Dataset items
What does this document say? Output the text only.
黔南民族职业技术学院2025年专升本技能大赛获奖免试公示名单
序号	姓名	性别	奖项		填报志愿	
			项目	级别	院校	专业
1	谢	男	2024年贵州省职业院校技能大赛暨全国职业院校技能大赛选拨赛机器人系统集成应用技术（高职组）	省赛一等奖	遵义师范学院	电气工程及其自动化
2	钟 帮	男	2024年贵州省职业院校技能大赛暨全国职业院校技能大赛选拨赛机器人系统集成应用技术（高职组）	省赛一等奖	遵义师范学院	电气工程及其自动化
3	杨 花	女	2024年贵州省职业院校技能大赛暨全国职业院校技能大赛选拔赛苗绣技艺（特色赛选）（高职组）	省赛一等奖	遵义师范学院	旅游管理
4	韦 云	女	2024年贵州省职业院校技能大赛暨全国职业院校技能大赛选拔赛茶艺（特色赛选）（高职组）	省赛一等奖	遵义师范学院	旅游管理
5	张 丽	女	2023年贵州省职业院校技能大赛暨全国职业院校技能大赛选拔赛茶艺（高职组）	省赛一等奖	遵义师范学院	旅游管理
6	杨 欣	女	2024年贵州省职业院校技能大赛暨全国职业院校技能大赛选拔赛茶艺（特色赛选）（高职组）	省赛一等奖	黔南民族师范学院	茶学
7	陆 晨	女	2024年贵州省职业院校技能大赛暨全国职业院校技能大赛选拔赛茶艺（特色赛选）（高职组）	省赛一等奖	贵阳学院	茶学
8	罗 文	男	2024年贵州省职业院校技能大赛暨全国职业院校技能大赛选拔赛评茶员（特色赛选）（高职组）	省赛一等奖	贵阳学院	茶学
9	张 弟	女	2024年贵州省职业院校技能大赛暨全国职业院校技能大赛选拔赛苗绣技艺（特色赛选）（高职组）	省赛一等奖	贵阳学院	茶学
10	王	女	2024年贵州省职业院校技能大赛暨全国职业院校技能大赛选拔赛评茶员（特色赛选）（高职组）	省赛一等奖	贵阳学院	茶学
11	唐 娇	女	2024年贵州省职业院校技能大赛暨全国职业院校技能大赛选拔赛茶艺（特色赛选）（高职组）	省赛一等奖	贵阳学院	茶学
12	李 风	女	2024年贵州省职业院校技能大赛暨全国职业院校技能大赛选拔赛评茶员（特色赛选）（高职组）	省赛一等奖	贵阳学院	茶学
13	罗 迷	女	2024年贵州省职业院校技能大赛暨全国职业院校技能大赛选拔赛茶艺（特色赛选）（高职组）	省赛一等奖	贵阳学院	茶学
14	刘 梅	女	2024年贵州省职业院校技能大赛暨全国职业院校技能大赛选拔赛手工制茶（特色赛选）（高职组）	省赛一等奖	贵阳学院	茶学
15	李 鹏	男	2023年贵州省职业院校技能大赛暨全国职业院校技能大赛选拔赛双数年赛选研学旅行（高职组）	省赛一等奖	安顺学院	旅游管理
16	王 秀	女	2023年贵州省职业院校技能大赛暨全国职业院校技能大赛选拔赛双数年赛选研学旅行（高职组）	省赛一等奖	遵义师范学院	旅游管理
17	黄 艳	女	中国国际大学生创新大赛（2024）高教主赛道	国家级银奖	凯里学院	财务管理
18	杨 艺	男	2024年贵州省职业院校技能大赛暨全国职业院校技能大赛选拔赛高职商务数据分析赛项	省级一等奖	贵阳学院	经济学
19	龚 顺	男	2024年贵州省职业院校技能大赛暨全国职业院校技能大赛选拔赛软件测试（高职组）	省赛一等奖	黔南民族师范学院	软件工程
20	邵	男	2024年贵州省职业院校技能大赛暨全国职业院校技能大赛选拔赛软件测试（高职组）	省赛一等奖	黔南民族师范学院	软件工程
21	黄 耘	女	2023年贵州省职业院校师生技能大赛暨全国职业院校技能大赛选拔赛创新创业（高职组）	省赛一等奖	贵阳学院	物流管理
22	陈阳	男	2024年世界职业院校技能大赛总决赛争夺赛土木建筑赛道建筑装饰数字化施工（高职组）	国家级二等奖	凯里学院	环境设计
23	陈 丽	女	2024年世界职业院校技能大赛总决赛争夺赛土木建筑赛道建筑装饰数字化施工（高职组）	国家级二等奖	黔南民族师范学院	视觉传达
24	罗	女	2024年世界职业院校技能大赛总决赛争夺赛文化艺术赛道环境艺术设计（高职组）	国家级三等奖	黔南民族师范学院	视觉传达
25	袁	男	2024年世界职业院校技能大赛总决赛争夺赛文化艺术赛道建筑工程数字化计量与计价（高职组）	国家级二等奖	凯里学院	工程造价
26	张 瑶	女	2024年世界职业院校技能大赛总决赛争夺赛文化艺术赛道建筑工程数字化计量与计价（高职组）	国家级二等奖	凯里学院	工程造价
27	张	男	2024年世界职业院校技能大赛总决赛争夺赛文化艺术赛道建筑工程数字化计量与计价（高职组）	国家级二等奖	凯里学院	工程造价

# PROBLEM TO WORK ON
Search the data above for the word "视觉传达", then gather each line in which it appears.

# ANSWER TO THE EXERCISE
23	陈 丽	女	2024年世界职业院校技能大赛总决赛争夺赛土木建筑赛道建筑装饰数字化施工（高职组）	国家级二等奖	黔南民族师范学院	视觉传达
24	罗	女	2024年世界职业院校技能大赛总决赛争夺赛文化艺术赛道环境艺术设计（高职组）	国家级三等奖	黔南民族师范学院	视觉传达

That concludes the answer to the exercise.